**EXERCISE AIM:** Copy out each line in the material below that has the word "relative".

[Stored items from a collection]
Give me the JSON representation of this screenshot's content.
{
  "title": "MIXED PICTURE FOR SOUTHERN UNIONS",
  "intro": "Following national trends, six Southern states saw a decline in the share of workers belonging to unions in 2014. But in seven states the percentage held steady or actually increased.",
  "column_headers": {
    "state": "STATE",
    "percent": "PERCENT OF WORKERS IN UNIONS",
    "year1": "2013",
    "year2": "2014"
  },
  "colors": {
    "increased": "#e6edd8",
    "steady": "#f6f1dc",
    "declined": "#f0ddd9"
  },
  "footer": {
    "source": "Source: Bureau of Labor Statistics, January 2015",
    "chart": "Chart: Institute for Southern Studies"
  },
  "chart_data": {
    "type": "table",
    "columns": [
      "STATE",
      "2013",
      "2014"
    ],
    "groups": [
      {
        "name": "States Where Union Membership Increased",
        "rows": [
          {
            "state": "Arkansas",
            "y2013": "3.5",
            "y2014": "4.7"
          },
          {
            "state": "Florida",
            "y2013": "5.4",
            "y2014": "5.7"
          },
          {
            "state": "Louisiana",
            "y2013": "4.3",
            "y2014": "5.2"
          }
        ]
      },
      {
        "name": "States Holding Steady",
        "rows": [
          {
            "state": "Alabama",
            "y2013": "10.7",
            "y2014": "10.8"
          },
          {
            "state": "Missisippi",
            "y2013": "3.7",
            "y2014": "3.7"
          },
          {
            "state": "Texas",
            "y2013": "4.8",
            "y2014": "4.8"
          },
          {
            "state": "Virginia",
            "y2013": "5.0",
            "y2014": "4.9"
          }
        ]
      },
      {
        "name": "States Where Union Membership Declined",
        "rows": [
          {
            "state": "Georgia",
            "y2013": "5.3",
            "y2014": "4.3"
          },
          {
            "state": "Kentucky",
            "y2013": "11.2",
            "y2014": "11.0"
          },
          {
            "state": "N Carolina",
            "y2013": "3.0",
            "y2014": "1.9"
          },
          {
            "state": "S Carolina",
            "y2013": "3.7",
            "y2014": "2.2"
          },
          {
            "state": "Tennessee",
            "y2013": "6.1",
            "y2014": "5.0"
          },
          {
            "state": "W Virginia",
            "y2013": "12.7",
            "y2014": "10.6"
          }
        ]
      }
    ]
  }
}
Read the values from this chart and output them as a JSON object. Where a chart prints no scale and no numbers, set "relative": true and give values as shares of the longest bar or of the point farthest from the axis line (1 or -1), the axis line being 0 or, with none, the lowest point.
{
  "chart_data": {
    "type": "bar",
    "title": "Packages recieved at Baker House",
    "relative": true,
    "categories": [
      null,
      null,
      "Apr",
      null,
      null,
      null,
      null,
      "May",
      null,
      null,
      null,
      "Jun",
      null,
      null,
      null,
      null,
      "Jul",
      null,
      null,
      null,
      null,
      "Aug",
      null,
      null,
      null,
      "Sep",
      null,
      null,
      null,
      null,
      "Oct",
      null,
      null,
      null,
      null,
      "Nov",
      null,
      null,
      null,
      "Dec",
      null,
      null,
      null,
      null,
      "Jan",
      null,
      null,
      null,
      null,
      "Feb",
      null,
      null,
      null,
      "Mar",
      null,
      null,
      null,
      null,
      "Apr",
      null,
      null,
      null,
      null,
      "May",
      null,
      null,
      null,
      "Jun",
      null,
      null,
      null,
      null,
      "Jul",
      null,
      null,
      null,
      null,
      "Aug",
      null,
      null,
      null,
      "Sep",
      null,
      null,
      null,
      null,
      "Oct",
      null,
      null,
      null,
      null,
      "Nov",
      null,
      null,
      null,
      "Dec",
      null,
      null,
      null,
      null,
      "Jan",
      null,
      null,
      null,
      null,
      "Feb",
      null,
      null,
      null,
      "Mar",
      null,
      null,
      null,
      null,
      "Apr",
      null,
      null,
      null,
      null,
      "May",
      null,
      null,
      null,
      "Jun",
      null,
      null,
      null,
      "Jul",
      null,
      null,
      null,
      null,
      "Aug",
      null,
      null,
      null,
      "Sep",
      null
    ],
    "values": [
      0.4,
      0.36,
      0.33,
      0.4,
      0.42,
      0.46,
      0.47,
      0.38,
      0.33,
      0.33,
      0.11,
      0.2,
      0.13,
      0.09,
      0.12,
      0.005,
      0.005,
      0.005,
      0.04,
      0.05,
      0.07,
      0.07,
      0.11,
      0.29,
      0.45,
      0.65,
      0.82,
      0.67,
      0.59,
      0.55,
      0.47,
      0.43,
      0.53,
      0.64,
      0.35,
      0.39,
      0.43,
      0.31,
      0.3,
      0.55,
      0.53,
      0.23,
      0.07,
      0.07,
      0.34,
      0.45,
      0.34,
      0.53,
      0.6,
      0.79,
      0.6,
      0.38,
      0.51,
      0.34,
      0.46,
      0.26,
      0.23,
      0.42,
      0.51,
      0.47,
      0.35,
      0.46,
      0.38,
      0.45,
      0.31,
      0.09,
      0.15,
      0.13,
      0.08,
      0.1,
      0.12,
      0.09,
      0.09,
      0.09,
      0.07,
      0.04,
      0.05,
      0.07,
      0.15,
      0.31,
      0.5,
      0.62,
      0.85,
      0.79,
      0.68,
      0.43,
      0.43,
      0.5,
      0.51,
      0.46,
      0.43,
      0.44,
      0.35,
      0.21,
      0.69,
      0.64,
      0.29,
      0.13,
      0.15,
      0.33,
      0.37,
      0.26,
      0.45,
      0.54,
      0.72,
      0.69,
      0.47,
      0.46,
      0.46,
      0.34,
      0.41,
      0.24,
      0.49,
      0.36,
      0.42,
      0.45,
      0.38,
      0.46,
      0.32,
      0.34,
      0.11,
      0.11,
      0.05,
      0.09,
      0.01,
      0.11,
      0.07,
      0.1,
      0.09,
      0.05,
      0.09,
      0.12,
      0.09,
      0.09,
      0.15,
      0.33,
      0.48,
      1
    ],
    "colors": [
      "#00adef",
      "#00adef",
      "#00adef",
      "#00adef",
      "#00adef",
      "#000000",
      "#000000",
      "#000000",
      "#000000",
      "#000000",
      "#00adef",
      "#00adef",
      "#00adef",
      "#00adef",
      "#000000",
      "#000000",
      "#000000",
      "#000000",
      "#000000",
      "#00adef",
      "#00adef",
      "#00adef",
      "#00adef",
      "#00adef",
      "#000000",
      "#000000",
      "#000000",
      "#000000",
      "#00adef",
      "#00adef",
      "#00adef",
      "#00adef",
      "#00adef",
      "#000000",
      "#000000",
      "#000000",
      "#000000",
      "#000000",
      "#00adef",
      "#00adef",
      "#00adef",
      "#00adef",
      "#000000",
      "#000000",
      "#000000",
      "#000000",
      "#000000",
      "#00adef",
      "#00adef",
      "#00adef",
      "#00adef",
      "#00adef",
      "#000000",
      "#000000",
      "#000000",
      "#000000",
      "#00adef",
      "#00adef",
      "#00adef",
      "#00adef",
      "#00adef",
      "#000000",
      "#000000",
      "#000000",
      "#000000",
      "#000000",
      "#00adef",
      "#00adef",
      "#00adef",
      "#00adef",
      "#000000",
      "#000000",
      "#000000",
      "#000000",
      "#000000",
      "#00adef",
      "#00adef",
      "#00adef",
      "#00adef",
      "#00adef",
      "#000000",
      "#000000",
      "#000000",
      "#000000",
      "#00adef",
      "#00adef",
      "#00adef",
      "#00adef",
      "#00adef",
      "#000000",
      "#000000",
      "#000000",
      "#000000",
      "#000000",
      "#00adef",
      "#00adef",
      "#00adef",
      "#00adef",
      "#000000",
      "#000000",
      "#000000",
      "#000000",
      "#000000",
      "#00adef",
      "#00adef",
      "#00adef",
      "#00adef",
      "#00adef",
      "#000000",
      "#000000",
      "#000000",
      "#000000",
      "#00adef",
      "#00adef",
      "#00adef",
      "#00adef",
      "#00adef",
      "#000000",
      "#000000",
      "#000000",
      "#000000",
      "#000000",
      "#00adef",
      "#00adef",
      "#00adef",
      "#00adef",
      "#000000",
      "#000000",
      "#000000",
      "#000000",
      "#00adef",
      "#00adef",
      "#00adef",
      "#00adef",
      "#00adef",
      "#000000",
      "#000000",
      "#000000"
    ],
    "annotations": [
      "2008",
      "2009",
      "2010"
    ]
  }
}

**REPLY:**
Read the values from this chart and output them as a JSON object. Where a chart prints no scale and no numbers, set "relative": true and give values as shares of the longest bar or of the point farthest from the axis line (1 or -1), the axis line being 0 or, with none, the lowest point.
    "relative": true,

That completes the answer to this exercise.